# [TASK TO COMPLETE]
Only the number is needed: how many lines of the records include "public"?

Dataset items
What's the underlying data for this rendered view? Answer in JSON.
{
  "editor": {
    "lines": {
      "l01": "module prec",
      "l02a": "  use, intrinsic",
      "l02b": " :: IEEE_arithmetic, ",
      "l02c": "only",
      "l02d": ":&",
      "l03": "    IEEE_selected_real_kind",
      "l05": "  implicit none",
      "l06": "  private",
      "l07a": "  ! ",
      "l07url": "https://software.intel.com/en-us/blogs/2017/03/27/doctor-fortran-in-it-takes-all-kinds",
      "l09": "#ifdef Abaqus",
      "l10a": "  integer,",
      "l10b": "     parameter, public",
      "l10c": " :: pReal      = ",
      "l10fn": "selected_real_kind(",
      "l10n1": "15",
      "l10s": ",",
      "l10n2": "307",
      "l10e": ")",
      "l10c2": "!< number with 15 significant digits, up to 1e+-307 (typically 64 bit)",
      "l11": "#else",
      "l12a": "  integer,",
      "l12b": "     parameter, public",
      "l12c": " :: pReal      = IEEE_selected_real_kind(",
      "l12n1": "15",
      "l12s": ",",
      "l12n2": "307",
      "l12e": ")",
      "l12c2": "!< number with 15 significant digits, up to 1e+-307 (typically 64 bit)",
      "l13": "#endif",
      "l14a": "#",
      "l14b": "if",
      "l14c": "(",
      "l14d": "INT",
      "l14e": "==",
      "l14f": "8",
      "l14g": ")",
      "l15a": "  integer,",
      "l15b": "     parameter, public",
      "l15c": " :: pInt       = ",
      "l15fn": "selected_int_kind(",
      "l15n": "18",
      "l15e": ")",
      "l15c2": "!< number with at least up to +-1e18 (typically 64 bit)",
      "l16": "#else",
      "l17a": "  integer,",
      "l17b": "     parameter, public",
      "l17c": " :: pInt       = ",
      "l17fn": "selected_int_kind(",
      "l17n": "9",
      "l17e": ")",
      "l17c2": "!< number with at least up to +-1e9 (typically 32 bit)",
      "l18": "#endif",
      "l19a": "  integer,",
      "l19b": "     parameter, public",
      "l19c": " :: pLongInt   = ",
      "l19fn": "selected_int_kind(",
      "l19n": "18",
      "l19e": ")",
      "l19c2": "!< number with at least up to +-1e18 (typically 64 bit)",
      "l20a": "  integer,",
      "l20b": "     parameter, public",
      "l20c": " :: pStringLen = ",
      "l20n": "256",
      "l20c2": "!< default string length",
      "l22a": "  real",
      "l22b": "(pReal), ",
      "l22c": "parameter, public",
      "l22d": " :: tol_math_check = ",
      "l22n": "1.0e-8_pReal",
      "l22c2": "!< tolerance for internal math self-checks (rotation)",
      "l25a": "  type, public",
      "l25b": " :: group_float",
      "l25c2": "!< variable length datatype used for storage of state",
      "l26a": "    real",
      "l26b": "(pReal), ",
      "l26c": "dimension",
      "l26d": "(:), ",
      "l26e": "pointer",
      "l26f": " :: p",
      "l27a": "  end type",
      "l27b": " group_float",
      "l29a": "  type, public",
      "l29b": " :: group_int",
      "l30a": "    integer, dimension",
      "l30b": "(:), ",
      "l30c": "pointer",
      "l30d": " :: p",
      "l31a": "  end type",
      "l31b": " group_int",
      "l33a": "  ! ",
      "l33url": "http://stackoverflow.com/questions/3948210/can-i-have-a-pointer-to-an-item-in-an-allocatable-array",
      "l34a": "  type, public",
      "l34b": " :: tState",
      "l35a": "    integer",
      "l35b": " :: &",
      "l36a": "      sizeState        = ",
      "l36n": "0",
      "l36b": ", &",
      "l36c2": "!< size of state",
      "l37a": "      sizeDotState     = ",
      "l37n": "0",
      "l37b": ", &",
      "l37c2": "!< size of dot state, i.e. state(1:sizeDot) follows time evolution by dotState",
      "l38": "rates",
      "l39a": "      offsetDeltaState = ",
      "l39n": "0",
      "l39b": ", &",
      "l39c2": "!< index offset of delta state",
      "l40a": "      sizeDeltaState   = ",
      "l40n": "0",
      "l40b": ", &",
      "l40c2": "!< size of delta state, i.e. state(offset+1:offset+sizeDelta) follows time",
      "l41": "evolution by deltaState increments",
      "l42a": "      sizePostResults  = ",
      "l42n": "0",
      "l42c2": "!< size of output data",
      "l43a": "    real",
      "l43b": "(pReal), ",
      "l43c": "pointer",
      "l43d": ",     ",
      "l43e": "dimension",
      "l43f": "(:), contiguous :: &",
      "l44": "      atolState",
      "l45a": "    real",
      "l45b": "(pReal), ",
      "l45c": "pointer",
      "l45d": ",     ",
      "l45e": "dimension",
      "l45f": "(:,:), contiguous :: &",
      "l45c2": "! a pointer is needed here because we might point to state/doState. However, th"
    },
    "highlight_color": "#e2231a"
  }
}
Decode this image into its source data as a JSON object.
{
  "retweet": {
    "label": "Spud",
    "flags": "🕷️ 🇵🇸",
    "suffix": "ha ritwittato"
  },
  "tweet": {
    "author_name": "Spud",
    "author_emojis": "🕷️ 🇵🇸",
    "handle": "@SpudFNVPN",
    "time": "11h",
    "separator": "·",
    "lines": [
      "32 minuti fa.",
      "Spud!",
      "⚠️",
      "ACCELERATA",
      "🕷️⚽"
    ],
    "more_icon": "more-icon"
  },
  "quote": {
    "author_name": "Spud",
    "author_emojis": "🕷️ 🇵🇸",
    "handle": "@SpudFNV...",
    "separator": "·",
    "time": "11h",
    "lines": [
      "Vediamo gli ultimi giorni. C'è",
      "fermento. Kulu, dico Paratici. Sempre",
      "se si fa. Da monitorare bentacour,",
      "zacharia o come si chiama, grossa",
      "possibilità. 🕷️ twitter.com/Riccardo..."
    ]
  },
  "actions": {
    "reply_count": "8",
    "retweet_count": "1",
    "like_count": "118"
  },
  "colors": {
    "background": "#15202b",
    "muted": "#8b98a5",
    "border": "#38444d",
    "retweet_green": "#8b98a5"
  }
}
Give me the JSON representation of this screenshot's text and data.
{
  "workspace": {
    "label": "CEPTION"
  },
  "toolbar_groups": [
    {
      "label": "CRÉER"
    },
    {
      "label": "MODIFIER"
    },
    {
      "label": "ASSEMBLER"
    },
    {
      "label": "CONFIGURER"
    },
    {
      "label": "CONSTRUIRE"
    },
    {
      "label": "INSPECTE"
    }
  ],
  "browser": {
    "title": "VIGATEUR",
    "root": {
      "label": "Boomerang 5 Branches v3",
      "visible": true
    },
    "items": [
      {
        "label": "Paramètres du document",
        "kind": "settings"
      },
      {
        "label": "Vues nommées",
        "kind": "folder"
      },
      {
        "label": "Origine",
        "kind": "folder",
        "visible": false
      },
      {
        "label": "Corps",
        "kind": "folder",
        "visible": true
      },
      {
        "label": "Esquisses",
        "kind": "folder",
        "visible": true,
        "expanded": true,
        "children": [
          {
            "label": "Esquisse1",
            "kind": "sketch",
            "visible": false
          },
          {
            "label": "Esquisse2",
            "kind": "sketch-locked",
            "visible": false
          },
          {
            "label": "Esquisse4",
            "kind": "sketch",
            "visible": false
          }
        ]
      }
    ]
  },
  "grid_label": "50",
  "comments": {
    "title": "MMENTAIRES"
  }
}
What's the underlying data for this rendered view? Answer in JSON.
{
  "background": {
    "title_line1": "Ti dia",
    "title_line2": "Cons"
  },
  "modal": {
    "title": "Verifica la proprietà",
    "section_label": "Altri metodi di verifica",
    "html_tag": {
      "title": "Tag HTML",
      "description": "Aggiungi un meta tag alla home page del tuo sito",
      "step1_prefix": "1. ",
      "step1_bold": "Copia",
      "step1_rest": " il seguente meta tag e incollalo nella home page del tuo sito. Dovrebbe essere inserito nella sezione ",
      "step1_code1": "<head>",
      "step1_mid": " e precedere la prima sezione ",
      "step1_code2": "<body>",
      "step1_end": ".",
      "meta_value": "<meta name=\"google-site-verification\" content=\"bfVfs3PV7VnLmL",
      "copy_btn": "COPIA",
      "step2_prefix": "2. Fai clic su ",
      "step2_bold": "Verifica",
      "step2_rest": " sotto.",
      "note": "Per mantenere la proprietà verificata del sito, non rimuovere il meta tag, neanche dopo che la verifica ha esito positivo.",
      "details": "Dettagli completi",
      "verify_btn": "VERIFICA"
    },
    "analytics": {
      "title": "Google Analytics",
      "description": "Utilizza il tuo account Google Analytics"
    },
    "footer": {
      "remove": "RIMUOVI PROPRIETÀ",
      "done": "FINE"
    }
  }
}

# [ANSWER TO THIS PROBLEM]
10